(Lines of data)
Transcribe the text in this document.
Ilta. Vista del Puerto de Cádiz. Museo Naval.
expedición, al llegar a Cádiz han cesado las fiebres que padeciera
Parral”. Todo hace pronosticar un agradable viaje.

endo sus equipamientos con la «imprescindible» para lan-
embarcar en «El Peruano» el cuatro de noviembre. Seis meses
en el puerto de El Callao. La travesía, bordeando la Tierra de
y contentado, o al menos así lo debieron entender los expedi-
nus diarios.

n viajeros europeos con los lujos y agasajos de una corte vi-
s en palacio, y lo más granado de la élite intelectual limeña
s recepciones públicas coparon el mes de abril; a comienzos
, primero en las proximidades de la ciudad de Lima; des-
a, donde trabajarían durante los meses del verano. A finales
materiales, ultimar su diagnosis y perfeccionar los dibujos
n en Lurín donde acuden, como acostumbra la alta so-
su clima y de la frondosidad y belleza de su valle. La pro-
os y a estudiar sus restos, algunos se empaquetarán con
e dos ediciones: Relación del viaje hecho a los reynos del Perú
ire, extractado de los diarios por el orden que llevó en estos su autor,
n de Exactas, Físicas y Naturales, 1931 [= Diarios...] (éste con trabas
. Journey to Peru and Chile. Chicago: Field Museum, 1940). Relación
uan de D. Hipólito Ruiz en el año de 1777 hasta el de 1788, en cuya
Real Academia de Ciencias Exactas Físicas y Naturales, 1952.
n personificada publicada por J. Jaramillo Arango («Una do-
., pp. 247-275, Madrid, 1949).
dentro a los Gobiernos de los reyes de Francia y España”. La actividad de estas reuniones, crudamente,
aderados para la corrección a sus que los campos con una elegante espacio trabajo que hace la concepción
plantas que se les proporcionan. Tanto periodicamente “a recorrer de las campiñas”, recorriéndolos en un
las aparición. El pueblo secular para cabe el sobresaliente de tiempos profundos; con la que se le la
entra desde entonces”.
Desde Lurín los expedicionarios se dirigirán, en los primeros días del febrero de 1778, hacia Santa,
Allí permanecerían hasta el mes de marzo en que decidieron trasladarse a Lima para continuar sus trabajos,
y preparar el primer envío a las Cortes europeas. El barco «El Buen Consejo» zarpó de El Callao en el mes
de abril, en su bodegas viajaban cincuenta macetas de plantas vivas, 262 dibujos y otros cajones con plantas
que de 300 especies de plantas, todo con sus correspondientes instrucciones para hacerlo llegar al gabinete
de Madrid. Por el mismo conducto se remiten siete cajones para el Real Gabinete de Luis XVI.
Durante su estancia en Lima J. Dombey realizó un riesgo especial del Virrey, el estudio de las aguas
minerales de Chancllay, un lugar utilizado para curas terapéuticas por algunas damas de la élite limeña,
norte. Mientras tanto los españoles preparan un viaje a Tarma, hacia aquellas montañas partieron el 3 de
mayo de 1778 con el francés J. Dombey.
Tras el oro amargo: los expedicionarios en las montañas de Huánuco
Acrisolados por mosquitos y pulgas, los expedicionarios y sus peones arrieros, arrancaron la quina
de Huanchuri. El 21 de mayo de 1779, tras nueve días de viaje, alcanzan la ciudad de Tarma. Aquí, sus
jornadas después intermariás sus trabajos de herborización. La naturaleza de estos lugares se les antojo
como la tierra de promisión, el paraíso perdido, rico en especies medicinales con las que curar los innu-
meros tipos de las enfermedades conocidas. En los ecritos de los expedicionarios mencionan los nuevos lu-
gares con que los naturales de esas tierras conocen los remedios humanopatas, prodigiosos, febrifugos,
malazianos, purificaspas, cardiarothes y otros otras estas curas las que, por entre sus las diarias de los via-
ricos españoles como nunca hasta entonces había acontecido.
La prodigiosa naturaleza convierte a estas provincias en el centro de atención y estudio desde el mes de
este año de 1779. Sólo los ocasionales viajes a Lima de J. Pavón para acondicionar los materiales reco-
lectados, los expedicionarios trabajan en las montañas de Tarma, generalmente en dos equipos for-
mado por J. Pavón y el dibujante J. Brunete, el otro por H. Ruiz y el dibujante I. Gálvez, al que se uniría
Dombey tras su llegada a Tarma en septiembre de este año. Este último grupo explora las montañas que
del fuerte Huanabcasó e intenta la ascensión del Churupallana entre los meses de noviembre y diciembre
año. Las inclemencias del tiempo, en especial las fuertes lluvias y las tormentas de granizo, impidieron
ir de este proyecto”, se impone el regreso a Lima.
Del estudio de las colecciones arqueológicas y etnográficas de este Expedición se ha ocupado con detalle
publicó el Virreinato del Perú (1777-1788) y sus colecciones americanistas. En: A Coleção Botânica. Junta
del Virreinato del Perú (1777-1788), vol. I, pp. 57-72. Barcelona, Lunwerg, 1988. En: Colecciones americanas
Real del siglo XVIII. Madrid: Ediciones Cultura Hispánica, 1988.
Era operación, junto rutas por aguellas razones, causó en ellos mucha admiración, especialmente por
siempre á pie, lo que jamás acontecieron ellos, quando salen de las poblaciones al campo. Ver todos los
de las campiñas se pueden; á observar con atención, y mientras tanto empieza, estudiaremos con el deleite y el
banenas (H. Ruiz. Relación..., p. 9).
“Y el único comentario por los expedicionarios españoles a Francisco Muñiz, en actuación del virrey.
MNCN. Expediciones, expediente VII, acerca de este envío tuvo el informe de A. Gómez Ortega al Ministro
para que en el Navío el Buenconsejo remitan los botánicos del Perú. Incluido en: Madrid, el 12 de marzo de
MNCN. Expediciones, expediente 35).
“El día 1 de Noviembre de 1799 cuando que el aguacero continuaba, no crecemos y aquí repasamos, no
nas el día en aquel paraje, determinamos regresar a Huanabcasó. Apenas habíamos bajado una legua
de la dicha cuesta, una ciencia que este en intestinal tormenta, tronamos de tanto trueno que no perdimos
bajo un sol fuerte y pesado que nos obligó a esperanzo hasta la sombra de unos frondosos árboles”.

#### PROBLEM REQUIREMENTS:
In the entries above, find the lines containing the word "plantas" and say how many there are, with no other words.

#### SOLUTION FOR THIS EXERCISE:
3